** start of Available records **
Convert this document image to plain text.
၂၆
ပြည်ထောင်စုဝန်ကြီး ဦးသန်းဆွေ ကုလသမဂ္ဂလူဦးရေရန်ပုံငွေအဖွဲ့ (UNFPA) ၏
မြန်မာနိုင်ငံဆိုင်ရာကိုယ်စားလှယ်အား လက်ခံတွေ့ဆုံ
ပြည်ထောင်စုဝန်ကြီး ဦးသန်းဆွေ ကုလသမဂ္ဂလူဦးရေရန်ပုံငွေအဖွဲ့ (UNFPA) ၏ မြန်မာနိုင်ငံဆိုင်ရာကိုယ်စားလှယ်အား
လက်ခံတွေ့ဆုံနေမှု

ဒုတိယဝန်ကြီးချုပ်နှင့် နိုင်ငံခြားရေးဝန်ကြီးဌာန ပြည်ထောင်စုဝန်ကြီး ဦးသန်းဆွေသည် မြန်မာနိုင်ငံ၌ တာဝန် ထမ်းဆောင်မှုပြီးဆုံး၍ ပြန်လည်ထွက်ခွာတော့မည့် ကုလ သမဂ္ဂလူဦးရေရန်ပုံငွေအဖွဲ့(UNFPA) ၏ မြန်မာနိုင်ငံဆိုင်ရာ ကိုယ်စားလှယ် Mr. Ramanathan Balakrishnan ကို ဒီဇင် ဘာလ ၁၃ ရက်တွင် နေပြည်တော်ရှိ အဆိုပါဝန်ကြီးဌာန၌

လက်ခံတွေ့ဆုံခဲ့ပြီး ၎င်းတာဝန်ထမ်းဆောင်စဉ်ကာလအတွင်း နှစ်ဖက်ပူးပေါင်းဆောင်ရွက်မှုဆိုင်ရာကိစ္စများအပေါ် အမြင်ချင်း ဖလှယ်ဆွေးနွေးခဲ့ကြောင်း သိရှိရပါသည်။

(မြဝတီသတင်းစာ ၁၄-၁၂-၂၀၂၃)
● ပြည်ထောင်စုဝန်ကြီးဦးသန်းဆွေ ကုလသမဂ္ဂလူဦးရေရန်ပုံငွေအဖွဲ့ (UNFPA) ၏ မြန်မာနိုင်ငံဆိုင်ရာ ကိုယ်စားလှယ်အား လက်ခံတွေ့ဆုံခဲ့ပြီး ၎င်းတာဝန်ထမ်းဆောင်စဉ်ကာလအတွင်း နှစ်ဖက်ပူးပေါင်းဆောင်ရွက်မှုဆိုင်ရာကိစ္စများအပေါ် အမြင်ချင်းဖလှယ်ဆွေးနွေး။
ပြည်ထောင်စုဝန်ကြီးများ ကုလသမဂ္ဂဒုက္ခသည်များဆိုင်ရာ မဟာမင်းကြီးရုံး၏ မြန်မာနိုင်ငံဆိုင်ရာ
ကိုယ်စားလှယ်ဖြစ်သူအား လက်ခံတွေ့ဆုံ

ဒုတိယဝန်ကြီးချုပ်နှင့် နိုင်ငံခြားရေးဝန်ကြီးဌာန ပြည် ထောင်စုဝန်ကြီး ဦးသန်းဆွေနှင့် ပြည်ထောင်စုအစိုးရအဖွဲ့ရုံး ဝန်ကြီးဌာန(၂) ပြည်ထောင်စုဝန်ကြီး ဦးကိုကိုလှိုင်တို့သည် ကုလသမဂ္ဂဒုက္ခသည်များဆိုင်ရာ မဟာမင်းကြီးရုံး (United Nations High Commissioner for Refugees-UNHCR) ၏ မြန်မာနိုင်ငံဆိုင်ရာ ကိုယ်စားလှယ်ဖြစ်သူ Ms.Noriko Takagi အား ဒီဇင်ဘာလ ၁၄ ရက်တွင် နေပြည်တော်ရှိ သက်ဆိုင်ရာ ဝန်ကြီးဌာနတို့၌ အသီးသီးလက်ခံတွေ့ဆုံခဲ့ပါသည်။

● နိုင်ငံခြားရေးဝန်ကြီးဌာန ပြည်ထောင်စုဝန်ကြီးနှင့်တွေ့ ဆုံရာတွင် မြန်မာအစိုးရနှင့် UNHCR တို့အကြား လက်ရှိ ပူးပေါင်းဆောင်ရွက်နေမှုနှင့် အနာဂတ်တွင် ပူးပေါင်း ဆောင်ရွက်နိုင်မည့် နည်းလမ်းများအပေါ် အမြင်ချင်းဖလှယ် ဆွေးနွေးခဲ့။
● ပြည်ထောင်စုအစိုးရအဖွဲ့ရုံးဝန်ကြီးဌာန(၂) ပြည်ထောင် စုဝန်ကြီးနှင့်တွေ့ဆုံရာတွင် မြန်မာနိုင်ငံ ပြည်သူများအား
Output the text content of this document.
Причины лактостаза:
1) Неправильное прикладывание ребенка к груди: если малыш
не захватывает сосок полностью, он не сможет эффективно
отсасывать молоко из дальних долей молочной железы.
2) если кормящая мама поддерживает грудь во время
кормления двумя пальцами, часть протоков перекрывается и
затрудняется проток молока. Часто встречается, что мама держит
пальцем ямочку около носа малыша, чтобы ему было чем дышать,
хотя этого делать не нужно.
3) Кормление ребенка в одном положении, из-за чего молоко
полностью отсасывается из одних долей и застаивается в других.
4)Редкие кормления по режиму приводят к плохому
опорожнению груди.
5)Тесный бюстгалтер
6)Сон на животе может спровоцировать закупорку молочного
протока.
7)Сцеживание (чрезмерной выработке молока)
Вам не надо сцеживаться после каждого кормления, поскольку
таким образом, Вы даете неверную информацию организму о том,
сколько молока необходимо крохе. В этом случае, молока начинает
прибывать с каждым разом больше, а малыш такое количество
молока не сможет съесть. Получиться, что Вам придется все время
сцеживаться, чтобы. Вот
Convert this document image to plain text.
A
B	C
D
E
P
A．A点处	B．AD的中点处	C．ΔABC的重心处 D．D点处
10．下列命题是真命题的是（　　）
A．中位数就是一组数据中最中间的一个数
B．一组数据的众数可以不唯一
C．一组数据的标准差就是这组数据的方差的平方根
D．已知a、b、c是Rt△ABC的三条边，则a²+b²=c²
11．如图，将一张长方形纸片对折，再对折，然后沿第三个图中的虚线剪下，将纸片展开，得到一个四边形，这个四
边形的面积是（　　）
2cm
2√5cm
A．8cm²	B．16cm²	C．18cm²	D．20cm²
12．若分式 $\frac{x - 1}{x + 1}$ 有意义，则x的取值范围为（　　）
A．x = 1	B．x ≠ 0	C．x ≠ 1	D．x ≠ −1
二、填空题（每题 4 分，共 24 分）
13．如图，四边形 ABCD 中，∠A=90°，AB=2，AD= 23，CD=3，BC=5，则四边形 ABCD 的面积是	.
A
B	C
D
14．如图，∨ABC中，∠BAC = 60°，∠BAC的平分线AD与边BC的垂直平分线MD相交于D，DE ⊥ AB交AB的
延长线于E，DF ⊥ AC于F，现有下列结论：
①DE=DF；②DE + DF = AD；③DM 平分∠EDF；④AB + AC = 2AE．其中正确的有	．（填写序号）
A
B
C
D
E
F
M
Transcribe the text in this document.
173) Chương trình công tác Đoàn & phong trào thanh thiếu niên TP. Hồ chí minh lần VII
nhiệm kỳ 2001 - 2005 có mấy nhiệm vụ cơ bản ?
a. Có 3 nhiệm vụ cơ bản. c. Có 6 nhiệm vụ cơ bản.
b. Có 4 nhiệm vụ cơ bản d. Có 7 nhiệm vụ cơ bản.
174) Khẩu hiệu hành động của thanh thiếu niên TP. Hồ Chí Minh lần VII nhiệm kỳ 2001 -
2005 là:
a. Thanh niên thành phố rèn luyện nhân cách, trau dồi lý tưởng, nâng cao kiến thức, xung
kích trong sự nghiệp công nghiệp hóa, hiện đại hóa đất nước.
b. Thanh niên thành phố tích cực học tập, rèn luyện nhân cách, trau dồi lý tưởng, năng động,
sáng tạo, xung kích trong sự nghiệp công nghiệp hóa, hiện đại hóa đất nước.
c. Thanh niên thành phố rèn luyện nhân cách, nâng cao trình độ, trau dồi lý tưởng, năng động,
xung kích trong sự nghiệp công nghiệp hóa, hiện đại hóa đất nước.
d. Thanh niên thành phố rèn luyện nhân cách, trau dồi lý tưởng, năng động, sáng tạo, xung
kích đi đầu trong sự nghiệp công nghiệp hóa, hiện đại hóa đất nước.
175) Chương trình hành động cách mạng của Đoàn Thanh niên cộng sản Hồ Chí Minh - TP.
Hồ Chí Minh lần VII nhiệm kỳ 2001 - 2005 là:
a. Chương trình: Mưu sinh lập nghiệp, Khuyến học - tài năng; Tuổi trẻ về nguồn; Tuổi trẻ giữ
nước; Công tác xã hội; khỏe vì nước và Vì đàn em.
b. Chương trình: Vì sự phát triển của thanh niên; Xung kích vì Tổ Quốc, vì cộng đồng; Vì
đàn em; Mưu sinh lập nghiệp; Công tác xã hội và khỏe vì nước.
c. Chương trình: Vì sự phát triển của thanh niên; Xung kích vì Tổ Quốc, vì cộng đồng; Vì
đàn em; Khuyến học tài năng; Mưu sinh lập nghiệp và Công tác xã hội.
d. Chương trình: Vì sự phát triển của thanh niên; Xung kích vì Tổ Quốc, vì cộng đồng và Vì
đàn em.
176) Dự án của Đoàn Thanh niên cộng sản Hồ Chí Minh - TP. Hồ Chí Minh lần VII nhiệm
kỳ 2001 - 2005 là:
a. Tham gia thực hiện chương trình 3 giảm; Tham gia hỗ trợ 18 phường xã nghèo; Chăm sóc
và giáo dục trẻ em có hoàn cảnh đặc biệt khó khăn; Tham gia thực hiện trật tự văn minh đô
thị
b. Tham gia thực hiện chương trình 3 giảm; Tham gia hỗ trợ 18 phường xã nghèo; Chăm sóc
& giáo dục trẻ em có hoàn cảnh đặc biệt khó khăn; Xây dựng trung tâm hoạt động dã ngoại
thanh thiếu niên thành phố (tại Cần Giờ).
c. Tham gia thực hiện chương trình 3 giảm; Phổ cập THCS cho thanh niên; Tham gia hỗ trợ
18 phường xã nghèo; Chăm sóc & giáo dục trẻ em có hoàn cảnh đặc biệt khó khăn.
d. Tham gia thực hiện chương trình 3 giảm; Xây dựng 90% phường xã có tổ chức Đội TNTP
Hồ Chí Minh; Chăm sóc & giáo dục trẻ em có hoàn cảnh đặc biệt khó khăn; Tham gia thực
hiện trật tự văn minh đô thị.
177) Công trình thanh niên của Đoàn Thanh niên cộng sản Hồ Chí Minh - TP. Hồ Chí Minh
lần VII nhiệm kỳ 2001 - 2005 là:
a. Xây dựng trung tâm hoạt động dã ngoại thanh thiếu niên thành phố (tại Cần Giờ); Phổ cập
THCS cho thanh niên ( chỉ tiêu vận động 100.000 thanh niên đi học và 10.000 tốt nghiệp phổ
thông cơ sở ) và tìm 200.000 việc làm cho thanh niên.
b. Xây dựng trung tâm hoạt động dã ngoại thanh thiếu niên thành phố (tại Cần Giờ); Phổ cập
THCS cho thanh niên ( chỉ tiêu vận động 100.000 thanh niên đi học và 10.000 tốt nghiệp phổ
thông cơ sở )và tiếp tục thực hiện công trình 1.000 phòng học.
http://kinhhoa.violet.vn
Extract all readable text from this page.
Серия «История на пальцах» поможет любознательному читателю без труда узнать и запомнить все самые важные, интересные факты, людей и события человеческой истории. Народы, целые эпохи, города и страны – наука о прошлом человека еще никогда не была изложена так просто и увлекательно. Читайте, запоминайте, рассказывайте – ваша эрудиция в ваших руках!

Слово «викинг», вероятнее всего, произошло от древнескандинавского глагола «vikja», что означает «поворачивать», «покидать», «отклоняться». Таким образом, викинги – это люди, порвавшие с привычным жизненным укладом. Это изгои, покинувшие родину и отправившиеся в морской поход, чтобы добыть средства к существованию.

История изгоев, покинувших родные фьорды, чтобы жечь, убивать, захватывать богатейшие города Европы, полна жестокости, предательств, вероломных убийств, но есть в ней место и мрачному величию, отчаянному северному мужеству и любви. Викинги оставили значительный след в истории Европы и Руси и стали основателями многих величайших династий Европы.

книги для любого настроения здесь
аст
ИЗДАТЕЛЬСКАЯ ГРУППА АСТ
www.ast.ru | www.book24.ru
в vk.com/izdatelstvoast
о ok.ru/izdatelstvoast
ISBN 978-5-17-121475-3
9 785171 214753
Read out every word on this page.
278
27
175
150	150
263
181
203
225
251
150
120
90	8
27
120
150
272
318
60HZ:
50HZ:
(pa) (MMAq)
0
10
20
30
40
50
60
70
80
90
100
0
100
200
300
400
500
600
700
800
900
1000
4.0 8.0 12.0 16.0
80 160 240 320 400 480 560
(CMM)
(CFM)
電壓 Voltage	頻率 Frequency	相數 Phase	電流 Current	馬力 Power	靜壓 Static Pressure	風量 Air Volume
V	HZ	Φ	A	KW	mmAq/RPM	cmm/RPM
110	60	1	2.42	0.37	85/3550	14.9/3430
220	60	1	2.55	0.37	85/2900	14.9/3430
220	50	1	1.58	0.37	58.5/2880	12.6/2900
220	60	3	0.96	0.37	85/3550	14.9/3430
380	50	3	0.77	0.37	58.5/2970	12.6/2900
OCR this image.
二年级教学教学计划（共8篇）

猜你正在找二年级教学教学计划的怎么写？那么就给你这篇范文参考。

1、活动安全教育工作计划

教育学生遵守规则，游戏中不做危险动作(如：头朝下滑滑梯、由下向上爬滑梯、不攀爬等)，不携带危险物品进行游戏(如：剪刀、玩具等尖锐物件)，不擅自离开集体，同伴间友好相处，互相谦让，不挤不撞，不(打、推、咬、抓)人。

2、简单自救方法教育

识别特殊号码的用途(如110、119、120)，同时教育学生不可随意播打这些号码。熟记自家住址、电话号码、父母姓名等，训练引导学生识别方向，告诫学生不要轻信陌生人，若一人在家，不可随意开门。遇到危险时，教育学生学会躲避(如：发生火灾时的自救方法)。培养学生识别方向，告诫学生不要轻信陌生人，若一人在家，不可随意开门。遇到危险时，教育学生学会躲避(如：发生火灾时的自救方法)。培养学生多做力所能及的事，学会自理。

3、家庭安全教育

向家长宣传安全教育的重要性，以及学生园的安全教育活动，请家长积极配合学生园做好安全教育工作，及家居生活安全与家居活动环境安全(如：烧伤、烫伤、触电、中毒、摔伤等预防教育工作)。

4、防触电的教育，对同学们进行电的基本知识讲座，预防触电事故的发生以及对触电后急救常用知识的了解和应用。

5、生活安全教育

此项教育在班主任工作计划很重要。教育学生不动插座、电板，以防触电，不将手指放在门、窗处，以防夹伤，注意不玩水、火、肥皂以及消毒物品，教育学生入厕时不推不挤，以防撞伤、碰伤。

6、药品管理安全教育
** end of Available records **
» Instructions to follow
Read the entries and pick out all lines that include the word "Chăm".

» Result for this task
a. Tham gia thực hiện chương trình 3 giảm; Tham gia hỗ trợ 18 phường xã nghèo; Chăm sóc
b. Tham gia thực hiện chương trình 3 giảm; Tham gia hỗ trợ 18 phường xã nghèo; Chăm sóc
18 phường xã nghèo; Chăm sóc & giáo dục trẻ em có hoàn cảnh đặc biệt khó khăn.
Hồ Chí Minh; Chăm sóc & giáo dục trẻ em có hoàn cảnh đặc biệt khó khăn; Tham gia thực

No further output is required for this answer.